[Stored entries]
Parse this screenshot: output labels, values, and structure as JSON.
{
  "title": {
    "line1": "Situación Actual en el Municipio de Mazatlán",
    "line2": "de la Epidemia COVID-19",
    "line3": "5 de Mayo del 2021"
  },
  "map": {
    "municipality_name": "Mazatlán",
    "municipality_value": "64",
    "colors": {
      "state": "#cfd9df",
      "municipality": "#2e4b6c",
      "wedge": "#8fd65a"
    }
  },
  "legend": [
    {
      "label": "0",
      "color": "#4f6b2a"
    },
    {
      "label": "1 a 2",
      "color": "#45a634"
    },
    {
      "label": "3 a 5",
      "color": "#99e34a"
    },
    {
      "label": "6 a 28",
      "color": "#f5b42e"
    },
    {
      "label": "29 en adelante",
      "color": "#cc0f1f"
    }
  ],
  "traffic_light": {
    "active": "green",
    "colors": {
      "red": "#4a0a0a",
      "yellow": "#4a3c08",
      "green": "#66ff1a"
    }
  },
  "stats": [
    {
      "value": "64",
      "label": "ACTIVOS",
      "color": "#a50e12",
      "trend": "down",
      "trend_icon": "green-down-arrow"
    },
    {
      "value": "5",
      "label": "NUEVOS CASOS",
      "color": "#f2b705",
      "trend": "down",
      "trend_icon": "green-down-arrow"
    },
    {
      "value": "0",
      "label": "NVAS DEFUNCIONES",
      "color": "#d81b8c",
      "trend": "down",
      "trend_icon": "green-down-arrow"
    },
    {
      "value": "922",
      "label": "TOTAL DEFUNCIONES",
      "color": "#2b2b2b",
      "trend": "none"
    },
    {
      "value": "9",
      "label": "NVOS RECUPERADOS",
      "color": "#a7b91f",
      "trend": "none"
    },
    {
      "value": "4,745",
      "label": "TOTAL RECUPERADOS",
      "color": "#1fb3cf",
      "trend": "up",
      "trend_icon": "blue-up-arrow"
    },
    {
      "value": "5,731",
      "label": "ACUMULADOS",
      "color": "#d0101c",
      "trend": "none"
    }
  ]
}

● **Goal**: Reproduce the entries above exactly.

● **Solution to this problem**:
Parse this screenshot: output labels, values, and structure as JSON.
{
  "title": {
    "line1": "Situación Actual en el Municipio de Mazatlán",
    "line2": "de la Epidemia COVID-19",
    "line3": "5 de Mayo del 2021"
  },
  "map": {
    "municipality_name": "Mazatlán",
    "municipality_value": "64",
    "colors": {
      "state": "#cfd9df",
      "municipality": "#2e4b6c",
      "wedge": "#8fd65a"
    }
  },
  "legend": [
    {
      "label": "0",
      "color": "#4f6b2a"
    },
    {
      "label": "1 a 2",
      "color": "#45a634"
    },
    {
      "label": "3 a 5",
      "color": "#99e34a"
    },
    {
      "label": "6 a 28",
      "color": "#f5b42e"
    },
    {
      "label": "29 en adelante",
      "color": "#cc0f1f"
    }
  ],
  "traffic_light": {
    "active": "green",
    "colors": {
      "red": "#4a0a0a",
      "yellow": "#4a3c08",
      "green": "#66ff1a"
    }
  },
  "stats": [
    {
      "value": "64",
      "label": "ACTIVOS",
      "color": "#a50e12",
      "trend": "down",
      "trend_icon": "green-down-arrow"
    },
    {
      "value": "5",
      "label": "NUEVOS CASOS",
      "color": "#f2b705",
      "trend": "down",
      "trend_icon": "green-down-arrow"
    },
    {
      "value": "0",
      "label": "NVAS DEFUNCIONES",
      "color": "#d81b8c",
      "trend": "down",
      "trend_icon": "green-down-arrow"
    },
    {
      "value": "922",
      "label": "TOTAL DEFUNCIONES",
      "color": "#2b2b2b",
      "trend": "none"
    },
    {
      "value": "9",
      "label": "NVOS RECUPERADOS",
      "color": "#a7b91f",
      "trend": "none"
    },
    {
      "value": "4,745",
      "label": "TOTAL RECUPERADOS",
      "color": "#1fb3cf",
      "trend": "up",
      "trend_icon": "blue-up-arrow"
    },
    {
      "value": "5,731",
      "label": "ACUMULADOS",
      "color": "#d0101c",
      "trend": "none"
    }
  ]
}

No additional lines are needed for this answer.